GIVEN PROBLEM ▸
Print each line of the listing once more, precisely as given.

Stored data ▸
━━━━━━━━

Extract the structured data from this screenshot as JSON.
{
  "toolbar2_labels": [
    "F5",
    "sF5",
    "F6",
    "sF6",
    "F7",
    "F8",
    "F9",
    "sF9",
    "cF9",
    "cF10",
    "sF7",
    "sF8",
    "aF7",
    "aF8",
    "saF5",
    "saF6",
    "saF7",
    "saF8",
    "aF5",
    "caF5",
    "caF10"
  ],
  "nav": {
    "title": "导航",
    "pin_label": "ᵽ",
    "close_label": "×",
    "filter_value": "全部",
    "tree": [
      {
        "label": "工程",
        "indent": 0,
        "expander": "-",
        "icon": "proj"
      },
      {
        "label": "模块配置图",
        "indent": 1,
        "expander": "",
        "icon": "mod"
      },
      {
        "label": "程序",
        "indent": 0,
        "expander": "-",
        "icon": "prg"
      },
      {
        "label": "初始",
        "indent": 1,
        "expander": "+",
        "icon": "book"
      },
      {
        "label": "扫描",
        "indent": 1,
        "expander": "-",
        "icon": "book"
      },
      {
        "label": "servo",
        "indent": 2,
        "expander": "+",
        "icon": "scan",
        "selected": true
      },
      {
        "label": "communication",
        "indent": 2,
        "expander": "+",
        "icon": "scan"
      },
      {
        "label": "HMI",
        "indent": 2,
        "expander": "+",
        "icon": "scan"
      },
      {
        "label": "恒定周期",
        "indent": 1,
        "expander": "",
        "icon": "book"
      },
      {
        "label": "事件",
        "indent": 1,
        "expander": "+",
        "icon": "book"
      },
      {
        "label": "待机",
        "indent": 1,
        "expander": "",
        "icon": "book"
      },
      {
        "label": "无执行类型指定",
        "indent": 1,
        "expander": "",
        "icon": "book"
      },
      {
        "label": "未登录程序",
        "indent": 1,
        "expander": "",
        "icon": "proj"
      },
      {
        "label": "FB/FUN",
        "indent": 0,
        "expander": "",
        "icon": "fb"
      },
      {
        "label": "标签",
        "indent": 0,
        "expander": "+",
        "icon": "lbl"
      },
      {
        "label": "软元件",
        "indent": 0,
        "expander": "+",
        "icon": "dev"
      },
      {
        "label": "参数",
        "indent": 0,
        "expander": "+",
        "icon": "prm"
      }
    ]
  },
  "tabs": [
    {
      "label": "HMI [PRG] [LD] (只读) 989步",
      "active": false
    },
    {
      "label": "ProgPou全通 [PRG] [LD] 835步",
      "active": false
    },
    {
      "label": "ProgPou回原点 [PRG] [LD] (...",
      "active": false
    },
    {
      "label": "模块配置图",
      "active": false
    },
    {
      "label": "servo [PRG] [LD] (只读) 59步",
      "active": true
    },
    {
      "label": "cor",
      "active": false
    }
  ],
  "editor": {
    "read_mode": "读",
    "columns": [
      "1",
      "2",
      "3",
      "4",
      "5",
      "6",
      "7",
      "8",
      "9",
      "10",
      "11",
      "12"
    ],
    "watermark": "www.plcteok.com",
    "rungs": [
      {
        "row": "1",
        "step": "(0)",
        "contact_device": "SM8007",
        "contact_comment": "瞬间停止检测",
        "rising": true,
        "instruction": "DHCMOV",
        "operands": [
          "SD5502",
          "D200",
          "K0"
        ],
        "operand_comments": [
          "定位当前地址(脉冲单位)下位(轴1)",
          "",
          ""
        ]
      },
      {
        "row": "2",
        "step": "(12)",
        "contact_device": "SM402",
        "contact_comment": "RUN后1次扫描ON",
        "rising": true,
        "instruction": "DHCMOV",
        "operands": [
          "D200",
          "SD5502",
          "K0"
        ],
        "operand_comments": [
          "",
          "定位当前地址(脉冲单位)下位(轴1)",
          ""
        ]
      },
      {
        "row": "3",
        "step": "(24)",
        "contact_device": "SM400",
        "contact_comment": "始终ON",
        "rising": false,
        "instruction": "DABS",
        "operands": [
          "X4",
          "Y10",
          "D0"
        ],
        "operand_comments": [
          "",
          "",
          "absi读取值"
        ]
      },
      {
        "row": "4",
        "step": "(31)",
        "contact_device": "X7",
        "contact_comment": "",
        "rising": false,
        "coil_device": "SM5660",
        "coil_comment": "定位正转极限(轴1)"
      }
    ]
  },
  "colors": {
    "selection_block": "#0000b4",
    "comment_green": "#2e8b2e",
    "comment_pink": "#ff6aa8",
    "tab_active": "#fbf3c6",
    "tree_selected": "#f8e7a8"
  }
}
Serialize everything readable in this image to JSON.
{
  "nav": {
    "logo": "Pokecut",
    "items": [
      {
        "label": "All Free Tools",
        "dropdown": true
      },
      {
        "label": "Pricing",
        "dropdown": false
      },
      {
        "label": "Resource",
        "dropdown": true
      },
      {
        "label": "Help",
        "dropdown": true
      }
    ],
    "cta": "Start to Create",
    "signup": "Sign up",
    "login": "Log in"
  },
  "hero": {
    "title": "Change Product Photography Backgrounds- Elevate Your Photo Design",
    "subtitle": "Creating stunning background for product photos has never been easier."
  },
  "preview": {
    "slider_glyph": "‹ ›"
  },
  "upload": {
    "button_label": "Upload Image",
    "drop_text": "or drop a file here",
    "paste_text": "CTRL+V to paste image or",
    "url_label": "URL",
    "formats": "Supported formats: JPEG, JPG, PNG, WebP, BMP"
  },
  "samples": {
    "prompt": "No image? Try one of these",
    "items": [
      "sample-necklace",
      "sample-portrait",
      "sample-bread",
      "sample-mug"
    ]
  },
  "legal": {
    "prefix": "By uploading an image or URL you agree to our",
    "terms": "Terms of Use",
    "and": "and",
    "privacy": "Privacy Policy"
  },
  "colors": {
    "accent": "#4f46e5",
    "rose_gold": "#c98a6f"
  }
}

━━━━━━━━

REPLY ▸
Extract the structured data from this screenshot as JSON.
{
  "toolbar2_labels": [
    "F5",
    "sF5",
    "F6",
    "sF6",
    "F7",
    "F8",
    "F9",
    "sF9",
    "cF9",
    "cF10",
    "sF7",
    "sF8",
    "aF7",
    "aF8",
    "saF5",
    "saF6",
    "saF7",
    "saF8",
    "aF5",
    "caF5",
    "caF10"
  ],
  "nav": {
    "title": "导航",
    "pin_label": "ᵽ",
    "close_label": "×",
    "filter_value": "全部",
    "tree": [
      {
        "label": "工程",
        "indent": 0,
        "expander": "-",
        "icon": "proj"
      },
      {
        "label": "模块配置图",
        "indent": 1,
        "expander": "",
        "icon": "mod"
      },
      {
        "label": "程序",
        "indent": 0,
        "expander": "-",
        "icon": "prg"
      },
      {
        "label": "初始",
        "indent": 1,
        "expander": "+",
        "icon": "book"
      },
      {
        "label": "扫描",
        "indent": 1,
        "expander": "-",
        "icon": "book"
      },
      {
        "label": "servo",
        "indent": 2,
        "expander": "+",
        "icon": "scan",
        "selected": true
      },
      {
        "label": "communication",
        "indent": 2,
        "expander": "+",
        "icon": "scan"
      },
      {
        "label": "HMI",
        "indent": 2,
        "expander": "+",
        "icon": "scan"
      },
      {
        "label": "恒定周期",
        "indent": 1,
        "expander": "",
        "icon": "book"
      },
      {
        "label": "事件",
        "indent": 1,
        "expander": "+",
        "icon": "book"
      },
      {
        "label": "待机",
        "indent": 1,
        "expander": "",
        "icon": "book"
      },
      {
        "label": "无执行类型指定",
        "indent": 1,
        "expander": "",
        "icon": "book"
      },
      {
        "label": "未登录程序",
        "indent": 1,
        "expander": "",
        "icon": "proj"
      },
      {
        "label": "FB/FUN",
        "indent": 0,
        "expander": "",
        "icon": "fb"
      },
      {
        "label": "标签",
        "indent": 0,
        "expander": "+",
        "icon": "lbl"
      },
      {
        "label": "软元件",
        "indent": 0,
        "expander": "+",
        "icon": "dev"
      },
      {
        "label": "参数",
        "indent": 0,
        "expander": "+",
        "icon": "prm"
      }
    ]
  },
  "tabs": [
    {
      "label": "HMI [PRG] [LD] (只读) 989步",
      "active": false
    },
    {
      "label": "ProgPou全通 [PRG] [LD] 835步",
      "active": false
    },
    {
      "label": "ProgPou回原点 [PRG] [LD] (...",
      "active": false
    },
    {
      "label": "模块配置图",
      "active": false
    },
    {
      "label": "servo [PRG] [LD] (只读) 59步",
      "active": true
    },
    {
      "label": "cor",
      "active": false
    }
  ],
  "editor": {
    "read_mode": "读",
    "columns": [
      "1",
      "2",
      "3",
      "4",
      "5",
      "6",
      "7",
      "8",
      "9",
      "10",
      "11",
      "12"
    ],
    "watermark": "www.plcteok.com",
    "rungs": [
      {
        "row": "1",
        "step": "(0)",
        "contact_device": "SM8007",
        "contact_comment": "瞬间停止检测",
        "rising": true,
        "instruction": "DHCMOV",
        "operands": [
          "SD5502",
          "D200",
          "K0"
        ],
        "operand_comments": [
          "定位当前地址(脉冲单位)下位(轴1)",
          "",
          ""
        ]
      },
      {
        "row": "2",
        "step": "(12)",
        "contact_device": "SM402",
        "contact_comment": "RUN后1次扫描ON",
        "rising": true,
        "instruction": "DHCMOV",
        "operands": [
          "D200",
          "SD5502",
          "K0"
        ],
        "operand_comments": [
          "",
          "定位当前地址(脉冲单位)下位(轴1)",
          ""
        ]
      },
      {
        "row": "3",
        "step": "(24)",
        "contact_device": "SM400",
        "contact_comment": "始终ON",
        "rising": false,
        "instruction": "DABS",
        "operands": [
          "X4",
          "Y10",
          "D0"
        ],
        "operand_comments": [
          "",
          "",
          "absi读取值"
        ]
      },
      {
        "row": "4",
        "step": "(31)",
        "contact_device": "X7",
        "contact_comment": "",
        "rising": false,
        "coil_device": "SM5660",
        "coil_comment": "定位正转极限(轴1)"
      }
    ]
  },
  "colors": {
    "selection_block": "#0000b4",
    "comment_green": "#2e8b2e",
    "comment_pink": "#ff6aa8",
    "tab_active": "#fbf3c6",
    "tree_selected": "#f8e7a8"
  }
}
Serialize everything readable in this image to JSON.
{
  "nav": {
    "logo": "Pokecut",
    "items": [
      {
        "label": "All Free Tools",
        "dropdown": true
      },
      {
        "label": "Pricing",
        "dropdown": false
      },
      {
        "label": "Resource",
        "dropdown": true
      },
      {
        "label": "Help",
        "dropdown": true
      }
    ],
    "cta": "Start to Create",
    "signup": "Sign up",
    "login": "Log in"
  },
  "hero": {
    "title": "Change Product Photography Backgrounds- Elevate Your Photo Design",
    "subtitle": "Creating stunning background for product photos has never been easier."
  },
  "preview": {
    "slider_glyph": "‹ ›"
  },
  "upload": {
    "button_label": "Upload Image",
    "drop_text": "or drop a file here",
    "paste_text": "CTRL+V to paste image or",
    "url_label": "URL",
    "formats": "Supported formats: JPEG, JPG, PNG, WebP, BMP"
  },
  "samples": {
    "prompt": "No image? Try one of these",
    "items": [
      "sample-necklace",
      "sample-portrait",
      "sample-bread",
      "sample-mug"
    ]
  },
  "legal": {
    "prefix": "By uploading an image or URL you agree to our",
    "terms": "Terms of Use",
    "and": "and",
    "privacy": "Privacy Policy"
  },
  "colors": {
    "accent": "#4f46e5",
    "rose_gold": "#c98a6f"
  }
}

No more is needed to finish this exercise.